> **Task statement**
Select every line holding the word "JSON" and copy it.

Items listed in a dataset:

........

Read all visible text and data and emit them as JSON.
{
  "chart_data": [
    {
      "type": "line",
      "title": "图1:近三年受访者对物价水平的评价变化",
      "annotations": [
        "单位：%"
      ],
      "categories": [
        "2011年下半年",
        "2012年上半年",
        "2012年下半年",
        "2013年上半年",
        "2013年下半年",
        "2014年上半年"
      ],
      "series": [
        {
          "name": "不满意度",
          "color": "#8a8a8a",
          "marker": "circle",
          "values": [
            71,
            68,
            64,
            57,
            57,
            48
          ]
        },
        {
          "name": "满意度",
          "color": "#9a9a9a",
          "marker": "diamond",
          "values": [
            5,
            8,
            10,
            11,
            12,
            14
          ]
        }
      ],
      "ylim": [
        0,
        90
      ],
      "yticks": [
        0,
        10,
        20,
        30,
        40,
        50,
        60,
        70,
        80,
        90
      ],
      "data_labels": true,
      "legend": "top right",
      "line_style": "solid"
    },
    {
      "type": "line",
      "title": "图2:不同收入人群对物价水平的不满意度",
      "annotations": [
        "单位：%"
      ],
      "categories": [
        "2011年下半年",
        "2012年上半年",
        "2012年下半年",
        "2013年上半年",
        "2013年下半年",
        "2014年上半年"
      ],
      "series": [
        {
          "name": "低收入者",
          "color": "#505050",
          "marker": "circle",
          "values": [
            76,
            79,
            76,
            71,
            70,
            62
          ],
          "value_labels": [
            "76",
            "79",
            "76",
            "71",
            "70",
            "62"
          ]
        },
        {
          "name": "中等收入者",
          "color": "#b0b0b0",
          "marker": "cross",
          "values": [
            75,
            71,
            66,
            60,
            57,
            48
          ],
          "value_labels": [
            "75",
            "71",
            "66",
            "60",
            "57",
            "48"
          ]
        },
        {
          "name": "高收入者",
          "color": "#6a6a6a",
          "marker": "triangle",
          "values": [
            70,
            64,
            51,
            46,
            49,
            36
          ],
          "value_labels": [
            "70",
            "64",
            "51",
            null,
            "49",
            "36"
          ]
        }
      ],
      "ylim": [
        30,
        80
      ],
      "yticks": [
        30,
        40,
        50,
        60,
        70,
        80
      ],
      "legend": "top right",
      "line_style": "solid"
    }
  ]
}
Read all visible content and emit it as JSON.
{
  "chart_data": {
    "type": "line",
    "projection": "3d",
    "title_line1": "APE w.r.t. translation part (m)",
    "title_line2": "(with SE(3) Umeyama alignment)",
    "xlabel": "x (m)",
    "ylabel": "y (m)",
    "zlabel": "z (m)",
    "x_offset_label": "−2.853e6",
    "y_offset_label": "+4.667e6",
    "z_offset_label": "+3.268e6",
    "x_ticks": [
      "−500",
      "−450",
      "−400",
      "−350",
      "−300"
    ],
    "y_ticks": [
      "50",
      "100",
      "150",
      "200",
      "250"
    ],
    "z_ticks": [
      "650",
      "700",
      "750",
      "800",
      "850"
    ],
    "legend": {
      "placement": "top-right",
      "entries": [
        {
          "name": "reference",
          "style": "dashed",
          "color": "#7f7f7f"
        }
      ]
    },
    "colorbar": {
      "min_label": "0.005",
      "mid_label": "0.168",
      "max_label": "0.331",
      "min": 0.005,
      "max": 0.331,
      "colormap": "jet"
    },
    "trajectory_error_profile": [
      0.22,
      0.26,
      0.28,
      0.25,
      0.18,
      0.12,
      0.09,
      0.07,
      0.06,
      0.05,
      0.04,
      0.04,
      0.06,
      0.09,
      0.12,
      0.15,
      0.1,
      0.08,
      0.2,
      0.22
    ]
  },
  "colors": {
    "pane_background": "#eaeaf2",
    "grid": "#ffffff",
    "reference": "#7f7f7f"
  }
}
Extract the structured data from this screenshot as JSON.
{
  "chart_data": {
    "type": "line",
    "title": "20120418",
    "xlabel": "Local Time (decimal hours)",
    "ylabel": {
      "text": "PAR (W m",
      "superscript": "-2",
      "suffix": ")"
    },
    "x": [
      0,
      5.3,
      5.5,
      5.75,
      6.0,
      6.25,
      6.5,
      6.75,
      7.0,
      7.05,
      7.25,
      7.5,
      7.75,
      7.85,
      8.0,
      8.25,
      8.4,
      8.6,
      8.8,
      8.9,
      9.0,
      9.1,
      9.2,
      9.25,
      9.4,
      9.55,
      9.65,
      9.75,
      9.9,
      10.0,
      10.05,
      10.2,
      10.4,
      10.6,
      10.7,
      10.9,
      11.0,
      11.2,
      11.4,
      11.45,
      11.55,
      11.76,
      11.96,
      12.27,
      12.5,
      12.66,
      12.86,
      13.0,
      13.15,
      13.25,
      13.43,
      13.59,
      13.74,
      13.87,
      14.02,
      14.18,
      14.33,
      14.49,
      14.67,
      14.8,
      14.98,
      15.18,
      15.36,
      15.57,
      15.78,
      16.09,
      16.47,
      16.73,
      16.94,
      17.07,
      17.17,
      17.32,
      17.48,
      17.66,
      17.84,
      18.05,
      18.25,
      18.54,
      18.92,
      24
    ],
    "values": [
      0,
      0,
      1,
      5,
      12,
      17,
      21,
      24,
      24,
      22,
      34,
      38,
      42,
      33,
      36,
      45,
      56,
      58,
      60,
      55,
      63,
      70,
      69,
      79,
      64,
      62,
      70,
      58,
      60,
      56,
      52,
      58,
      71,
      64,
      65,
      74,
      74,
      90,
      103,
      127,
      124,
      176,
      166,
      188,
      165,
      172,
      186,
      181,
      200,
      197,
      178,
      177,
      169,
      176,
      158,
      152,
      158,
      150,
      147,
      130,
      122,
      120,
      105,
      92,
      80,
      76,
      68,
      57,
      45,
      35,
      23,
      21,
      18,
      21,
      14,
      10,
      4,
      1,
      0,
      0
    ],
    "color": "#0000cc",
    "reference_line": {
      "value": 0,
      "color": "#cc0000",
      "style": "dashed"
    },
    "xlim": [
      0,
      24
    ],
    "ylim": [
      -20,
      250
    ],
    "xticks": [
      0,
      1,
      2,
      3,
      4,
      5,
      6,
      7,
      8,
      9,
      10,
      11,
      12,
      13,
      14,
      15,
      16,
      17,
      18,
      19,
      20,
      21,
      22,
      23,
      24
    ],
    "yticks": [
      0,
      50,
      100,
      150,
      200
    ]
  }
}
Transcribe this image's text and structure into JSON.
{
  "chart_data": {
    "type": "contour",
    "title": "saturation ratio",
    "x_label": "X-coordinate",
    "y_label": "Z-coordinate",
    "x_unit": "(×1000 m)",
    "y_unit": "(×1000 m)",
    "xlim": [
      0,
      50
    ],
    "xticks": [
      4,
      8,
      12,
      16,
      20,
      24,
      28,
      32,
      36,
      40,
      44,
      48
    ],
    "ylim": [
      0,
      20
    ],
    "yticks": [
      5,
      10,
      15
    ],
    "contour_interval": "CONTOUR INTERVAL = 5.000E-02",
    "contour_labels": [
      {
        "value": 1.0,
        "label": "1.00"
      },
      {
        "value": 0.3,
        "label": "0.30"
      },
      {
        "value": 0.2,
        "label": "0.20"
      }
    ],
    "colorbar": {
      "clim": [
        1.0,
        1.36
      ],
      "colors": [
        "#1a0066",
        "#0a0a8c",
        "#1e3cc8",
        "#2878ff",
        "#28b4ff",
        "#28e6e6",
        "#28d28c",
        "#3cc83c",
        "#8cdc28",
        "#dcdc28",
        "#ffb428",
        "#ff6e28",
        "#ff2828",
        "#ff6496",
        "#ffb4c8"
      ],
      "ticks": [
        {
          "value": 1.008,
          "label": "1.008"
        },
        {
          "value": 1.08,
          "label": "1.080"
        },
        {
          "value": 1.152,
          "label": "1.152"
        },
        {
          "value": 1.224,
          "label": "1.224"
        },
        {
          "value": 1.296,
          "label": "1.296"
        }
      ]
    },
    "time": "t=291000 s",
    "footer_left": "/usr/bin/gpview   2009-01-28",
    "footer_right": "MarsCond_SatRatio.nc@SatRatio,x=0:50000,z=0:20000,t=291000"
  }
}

........

> **Expected output**
Read all visible text and data and emit them as JSON.
Read all visible content and emit it as JSON.
Extract the structured data from this screenshot as JSON.
Transcribe this image's text and structure into JSON.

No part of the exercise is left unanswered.